[Start of TASK MATERIAL]

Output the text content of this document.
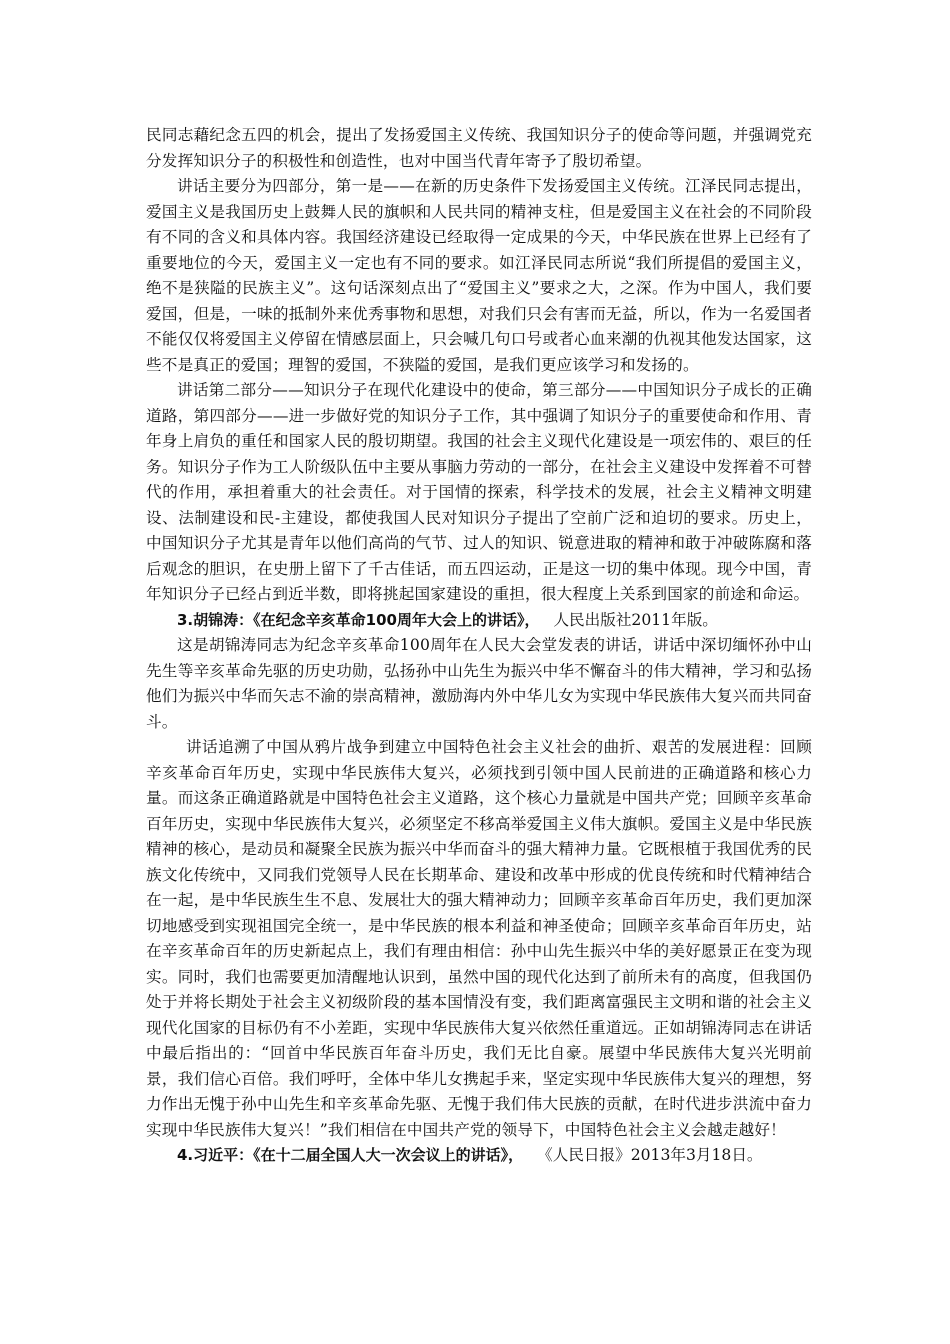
民同志藉纪念五四的机会，提出了发扬爱国主义传统、我国知识分子的使命等问题，并强调党充分发挥知识分子的积极性和创造性，也对中国当代青年寄予了殷切希望。

讲话主要分为四部分，第一是——在新的历史条件下发扬爱国主义传统。江泽民同志提出，爱国主义是我国历史上鼓舞人民的旗帜和人民共同的精神支柱，但是爱国主义在社会的不同阶段有不同的含义和具体内容。我国经济建设已经取得一定成果的今天，中华民族在世界上已经有了重要地位的今天，爱国主义一定也有不同的要求。如江泽民同志所说“我们所提倡的爱国主义，绝不是狭隘的民族主义”。这句话深刻点出了“爱国主义”要求之大，之深。作为中国人，我们要爱国，但是，一味的抵制外来优秀事物和思想，对我们只会有害而无益，所以，作为一名爱国者不能仅仅将爱国主义停留在情感层面上，只会喊几句口号或者心血来潮的仇视其他发达国家，这些不是真正的爱国；理智的爱国，不狭隘的爱国，是我们更应该学习和发扬的。

讲话第二部分——知识分子在现代化建设中的使命，第三部分——中国知识分子成长的正确道路，第四部分——进一步做好党的知识分子工作，其中强调了知识分子的重要使命和作用、青年身上肩负的重任和国家人民的殷切期望。我国的社会主义现代化建设是一项宏伟的、艰巨的任务。知识分子作为工人阶级队伍中主要从事脑力劳动的一部分，在社会主义建设中发挥着不可替代的作用，承担着重大的社会责任。对于国情的探索，科学技术的发展，社会主义精神文明建设、法制建设和民-主建设，都使我国人民对知识分子提出了空前广泛和迫切的要求。历史上，中国知识分子尤其是青年以他们高尚的气节、过人的知识、锐意进取的精神和敢于冲破陈腐和落后观念的胆识，在史册上留下了千古佳话，而五四运动，正是这一切的集中体现。现今中国，青年知识分子已经占到近半数，即将挑起国家建设的重担，很大程度上关系到国家的前途和命运。

3.胡锦涛：《在纪念辛亥革命100周年大会上的讲话》， 人民出版社2011年版。

这是胡锦涛同志为纪念辛亥革命100周年在人民大会堂发表的讲话，讲话中深切缅怀孙中山先生等辛亥革命先驱的历史功勋，弘扬孙中山先生为振兴中华不懈奋斗的伟大精神，学习和弘扬他们为振兴中华而矢志不渝的崇高精神，激励海内外中华儿女为实现中华民族伟大复兴而共同奋斗。

讲话追溯了中国从鸦片战争到建立中国特色社会主义社会的曲折、艰苦的发展进程：回顾辛亥革命百年历史，实现中华民族伟大复兴，必须找到引领中国人民前进的正确道路和核心力量。而这条正确道路就是中国特色社会主义道路，这个核心力量就是中国共产党；回顾辛亥革命百年历史，实现中华民族伟大复兴，必须坚定不移高举爱国主义伟大旗帜。爱国主义是中华民族精神的核心，是动员和凝聚全民族为振兴中华而奋斗的强大精神力量。它既根植于我国优秀的民族文化传统中，又同我们党领导人民在长期革命、建设和改革中形成的优良传统和时代精神结合在一起，是中华民族生生不息、发展壮大的强大精神动力；回顾辛亥革命百年历史，我们更加深切地感受到实现祖国完全统一，是中华民族的根本利益和神圣使命；回顾辛亥革命百年历史，站在辛亥革命百年的历史新起点上，我们有理由相信：孙中山先生振兴中华的美好愿景正在变为现实。同时，我们也需要更加清醒地认识到，虽然中国的现代化达到了前所未有的高度，但我国仍处于并将长期处于社会主义初级阶段的基本国情没有变，我们距离富强民主文明和谐的社会主义现代化国家的目标仍有不小差距，实现中华民族伟大复兴依然任重道远。正如胡锦涛同志在讲话中最后指出的：“回首中华民族百年奋斗历史，我们无比自豪。展望中华民族伟大复兴光明前景，我们信心百倍。我们呼吁，全体中华儿女携起手来，坚定实现中华民族伟大复兴的理想，努力作出无愧于孙中山先生和辛亥革命先驱、无愧于我们伟大民族的贡献，在时代进步洪流中奋力实现中华民族伟大复兴！”我们相信在中国共产党的领导下，中国特色社会主义会越走越好！

4.习近平：《在十二届全国人大一次会议上的讲话》， 《人民日报》2013年3月18日。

[End of TASK MATERIAL]

Leave out the pictures and copy the rest of the material above exactly.

Output the text content of this document.
民同志藉纪念五四的机会，提出了发扬爱国主义传统、我国知识分子的使命等问题，并强调党充分发挥知识分子的积极性和创造性，也对中国当代青年寄予了殷切希望。

讲话主要分为四部分，第一是——在新的历史条件下发扬爱国主义传统。江泽民同志提出，爱国主义是我国历史上鼓舞人民的旗帜和人民共同的精神支柱，但是爱国主义在社会的不同阶段有不同的含义和具体内容。我国经济建设已经取得一定成果的今天，中华民族在世界上已经有了重要地位的今天，爱国主义一定也有不同的要求。如江泽民同志所说“我们所提倡的爱国主义，绝不是狭隘的民族主义”。这句话深刻点出了“爱国主义”要求之大，之深。作为中国人，我们要爱国，但是，一味的抵制外来优秀事物和思想，对我们只会有害而无益，所以，作为一名爱国者不能仅仅将爱国主义停留在情感层面上，只会喊几句口号或者心血来潮的仇视其他发达国家，这些不是真正的爱国；理智的爱国，不狭隘的爱国，是我们更应该学习和发扬的。

讲话第二部分——知识分子在现代化建设中的使命，第三部分——中国知识分子成长的正确道路，第四部分——进一步做好党的知识分子工作，其中强调了知识分子的重要使命和作用、青年身上肩负的重任和国家人民的殷切期望。我国的社会主义现代化建设是一项宏伟的、艰巨的任务。知识分子作为工人阶级队伍中主要从事脑力劳动的一部分，在社会主义建设中发挥着不可替代的作用，承担着重大的社会责任。对于国情的探索，科学技术的发展，社会主义精神文明建设、法制建设和民-主建设，都使我国人民对知识分子提出了空前广泛和迫切的要求。历史上，中国知识分子尤其是青年以他们高尚的气节、过人的知识、锐意进取的精神和敢于冲破陈腐和落后观念的胆识，在史册上留下了千古佳话，而五四运动，正是这一切的集中体现。现今中国，青年知识分子已经占到近半数，即将挑起国家建设的重担，很大程度上关系到国家的前途和命运。

3.胡锦涛：《在纪念辛亥革命100周年大会上的讲话》， 人民出版社2011年版。

这是胡锦涛同志为纪念辛亥革命100周年在人民大会堂发表的讲话，讲话中深切缅怀孙中山先生等辛亥革命先驱的历史功勋，弘扬孙中山先生为振兴中华不懈奋斗的伟大精神，学习和弘扬他们为振兴中华而矢志不渝的崇高精神，激励海内外中华儿女为实现中华民族伟大复兴而共同奋斗。

讲话追溯了中国从鸦片战争到建立中国特色社会主义社会的曲折、艰苦的发展进程：回顾辛亥革命百年历史，实现中华民族伟大复兴，必须找到引领中国人民前进的正确道路和核心力量。而这条正确道路就是中国特色社会主义道路，这个核心力量就是中国共产党；回顾辛亥革命百年历史，实现中华民族伟大复兴，必须坚定不移高举爱国主义伟大旗帜。爱国主义是中华民族精神的核心，是动员和凝聚全民族为振兴中华而奋斗的强大精神力量。它既根植于我国优秀的民族文化传统中，又同我们党领导人民在长期革命、建设和改革中形成的优良传统和时代精神结合在一起，是中华民族生生不息、发展壮大的强大精神动力；回顾辛亥革命百年历史，我们更加深切地感受到实现祖国完全统一，是中华民族的根本利益和神圣使命；回顾辛亥革命百年历史，站在辛亥革命百年的历史新起点上，我们有理由相信：孙中山先生振兴中华的美好愿景正在变为现实。同时，我们也需要更加清醒地认识到，虽然中国的现代化达到了前所未有的高度，但我国仍处于并将长期处于社会主义初级阶段的基本国情没有变，我们距离富强民主文明和谐的社会主义现代化国家的目标仍有不小差距，实现中华民族伟大复兴依然任重道远。正如胡锦涛同志在讲话中最后指出的：“回首中华民族百年奋斗历史，我们无比自豪。展望中华民族伟大复兴光明前景，我们信心百倍。我们呼吁，全体中华儿女携起手来，坚定实现中华民族伟大复兴的理想，努力作出无愧于孙中山先生和辛亥革命先驱、无愧于我们伟大民族的贡献，在时代进步洪流中奋力实现中华民族伟大复兴！”我们相信在中国共产党的领导下，中国特色社会主义会越走越好！

4.习近平：《在十二届全国人大一次会议上的讲话》， 《人民日报》2013年3月18日。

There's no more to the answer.